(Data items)
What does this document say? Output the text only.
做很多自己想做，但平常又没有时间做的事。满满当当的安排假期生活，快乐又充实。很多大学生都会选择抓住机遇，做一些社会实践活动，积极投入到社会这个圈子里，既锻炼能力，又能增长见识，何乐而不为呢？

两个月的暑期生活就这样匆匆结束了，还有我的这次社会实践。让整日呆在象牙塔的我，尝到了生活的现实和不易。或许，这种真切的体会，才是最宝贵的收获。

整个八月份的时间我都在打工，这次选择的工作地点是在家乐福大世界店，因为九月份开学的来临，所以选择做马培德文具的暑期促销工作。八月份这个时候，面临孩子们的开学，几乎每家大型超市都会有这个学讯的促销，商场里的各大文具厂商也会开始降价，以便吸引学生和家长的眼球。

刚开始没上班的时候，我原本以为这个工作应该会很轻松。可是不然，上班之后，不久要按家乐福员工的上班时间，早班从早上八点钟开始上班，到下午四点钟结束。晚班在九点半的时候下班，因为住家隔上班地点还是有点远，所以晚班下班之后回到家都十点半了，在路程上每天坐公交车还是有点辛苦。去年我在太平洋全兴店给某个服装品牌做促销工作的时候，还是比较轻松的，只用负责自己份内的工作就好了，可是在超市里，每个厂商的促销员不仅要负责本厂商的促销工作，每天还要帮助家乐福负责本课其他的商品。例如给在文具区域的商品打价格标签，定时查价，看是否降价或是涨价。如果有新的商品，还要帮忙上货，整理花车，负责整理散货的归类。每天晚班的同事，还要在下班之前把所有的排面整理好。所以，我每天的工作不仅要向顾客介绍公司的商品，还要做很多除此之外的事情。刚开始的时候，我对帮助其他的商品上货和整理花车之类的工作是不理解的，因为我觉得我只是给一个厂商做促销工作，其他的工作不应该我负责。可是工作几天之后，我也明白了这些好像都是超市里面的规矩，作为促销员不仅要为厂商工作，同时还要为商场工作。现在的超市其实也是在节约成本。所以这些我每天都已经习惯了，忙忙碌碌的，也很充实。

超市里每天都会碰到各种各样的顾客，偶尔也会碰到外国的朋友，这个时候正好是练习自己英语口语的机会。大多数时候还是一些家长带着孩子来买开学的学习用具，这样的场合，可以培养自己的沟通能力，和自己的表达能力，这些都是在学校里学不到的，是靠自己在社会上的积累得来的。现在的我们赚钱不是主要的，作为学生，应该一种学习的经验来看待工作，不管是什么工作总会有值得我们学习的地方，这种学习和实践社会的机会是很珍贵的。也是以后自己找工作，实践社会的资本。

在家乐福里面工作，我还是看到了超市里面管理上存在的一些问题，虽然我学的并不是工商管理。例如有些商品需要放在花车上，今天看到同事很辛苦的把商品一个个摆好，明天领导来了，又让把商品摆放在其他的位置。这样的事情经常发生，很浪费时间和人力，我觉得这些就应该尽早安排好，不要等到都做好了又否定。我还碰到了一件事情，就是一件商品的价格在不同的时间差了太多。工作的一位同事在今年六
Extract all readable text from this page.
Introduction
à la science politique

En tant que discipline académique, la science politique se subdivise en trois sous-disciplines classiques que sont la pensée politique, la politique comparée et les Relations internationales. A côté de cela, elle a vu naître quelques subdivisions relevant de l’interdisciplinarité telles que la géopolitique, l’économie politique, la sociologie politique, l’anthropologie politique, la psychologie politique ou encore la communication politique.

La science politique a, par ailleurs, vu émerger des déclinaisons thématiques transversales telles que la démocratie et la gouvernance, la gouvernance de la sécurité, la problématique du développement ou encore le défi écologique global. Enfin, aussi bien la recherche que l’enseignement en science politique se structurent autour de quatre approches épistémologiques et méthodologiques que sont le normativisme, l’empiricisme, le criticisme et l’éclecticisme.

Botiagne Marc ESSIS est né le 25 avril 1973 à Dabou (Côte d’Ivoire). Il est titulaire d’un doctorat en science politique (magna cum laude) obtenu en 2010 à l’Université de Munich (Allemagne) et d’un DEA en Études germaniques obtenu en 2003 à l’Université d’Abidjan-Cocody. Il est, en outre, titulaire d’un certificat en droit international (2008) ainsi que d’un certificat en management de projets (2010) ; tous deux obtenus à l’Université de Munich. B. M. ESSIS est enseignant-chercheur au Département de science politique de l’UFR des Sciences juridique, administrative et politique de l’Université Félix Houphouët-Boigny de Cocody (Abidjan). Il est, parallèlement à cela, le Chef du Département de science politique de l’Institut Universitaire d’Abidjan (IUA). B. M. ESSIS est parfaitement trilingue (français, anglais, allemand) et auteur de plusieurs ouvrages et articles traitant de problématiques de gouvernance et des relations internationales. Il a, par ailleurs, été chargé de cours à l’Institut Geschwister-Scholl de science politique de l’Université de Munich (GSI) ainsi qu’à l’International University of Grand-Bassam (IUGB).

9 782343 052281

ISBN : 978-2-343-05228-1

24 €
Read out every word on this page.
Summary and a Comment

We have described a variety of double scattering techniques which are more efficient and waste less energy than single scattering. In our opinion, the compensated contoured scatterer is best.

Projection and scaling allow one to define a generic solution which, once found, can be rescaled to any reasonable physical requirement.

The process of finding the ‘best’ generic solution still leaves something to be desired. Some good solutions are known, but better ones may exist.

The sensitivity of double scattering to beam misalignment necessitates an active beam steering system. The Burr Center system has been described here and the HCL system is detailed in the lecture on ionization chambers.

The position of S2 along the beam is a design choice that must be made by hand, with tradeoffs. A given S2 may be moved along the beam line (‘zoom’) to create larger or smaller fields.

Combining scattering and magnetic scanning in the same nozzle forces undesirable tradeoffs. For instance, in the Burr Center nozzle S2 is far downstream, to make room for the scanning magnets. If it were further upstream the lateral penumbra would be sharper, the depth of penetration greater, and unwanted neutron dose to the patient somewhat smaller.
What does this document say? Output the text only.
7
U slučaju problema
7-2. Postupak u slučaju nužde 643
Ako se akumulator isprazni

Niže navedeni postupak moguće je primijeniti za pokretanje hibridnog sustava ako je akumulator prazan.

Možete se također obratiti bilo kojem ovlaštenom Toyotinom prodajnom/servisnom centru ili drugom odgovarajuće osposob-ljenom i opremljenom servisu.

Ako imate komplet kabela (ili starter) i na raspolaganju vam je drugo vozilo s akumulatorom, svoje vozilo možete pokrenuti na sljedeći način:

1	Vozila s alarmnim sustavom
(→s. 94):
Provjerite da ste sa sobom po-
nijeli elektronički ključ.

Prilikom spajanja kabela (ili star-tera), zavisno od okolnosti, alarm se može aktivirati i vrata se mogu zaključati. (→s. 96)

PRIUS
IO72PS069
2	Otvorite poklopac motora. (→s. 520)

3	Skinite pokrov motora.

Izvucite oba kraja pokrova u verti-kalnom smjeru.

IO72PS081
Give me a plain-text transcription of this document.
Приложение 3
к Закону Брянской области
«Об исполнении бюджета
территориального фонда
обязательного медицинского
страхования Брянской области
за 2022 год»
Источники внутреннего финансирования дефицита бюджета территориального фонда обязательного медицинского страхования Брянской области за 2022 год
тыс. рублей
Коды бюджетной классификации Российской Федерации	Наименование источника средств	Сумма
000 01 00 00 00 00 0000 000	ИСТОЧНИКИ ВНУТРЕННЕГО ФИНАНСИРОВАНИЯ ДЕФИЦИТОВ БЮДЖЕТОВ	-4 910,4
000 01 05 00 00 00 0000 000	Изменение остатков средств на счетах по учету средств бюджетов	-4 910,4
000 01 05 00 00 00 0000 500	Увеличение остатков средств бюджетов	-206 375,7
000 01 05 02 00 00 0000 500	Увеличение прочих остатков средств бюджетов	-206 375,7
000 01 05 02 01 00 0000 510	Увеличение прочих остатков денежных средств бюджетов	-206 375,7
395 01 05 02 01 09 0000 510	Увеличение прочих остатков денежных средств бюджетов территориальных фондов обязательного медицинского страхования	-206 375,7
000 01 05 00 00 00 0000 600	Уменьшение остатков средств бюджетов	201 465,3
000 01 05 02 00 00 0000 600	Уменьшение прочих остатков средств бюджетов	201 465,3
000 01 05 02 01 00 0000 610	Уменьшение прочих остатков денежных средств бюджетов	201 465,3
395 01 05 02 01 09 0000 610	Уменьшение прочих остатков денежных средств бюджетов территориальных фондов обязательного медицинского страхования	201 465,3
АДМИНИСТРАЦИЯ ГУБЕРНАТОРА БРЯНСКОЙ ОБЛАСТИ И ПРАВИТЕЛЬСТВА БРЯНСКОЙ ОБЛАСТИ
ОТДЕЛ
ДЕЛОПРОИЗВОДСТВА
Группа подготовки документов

**PROBLEM TO SOLVE:**
Reproduce every line from the entries that holds the word "slučaju".

**EXERCISE OUTPUT:**
U slučaju problema
7-2. Postupak u slučaju nužde 643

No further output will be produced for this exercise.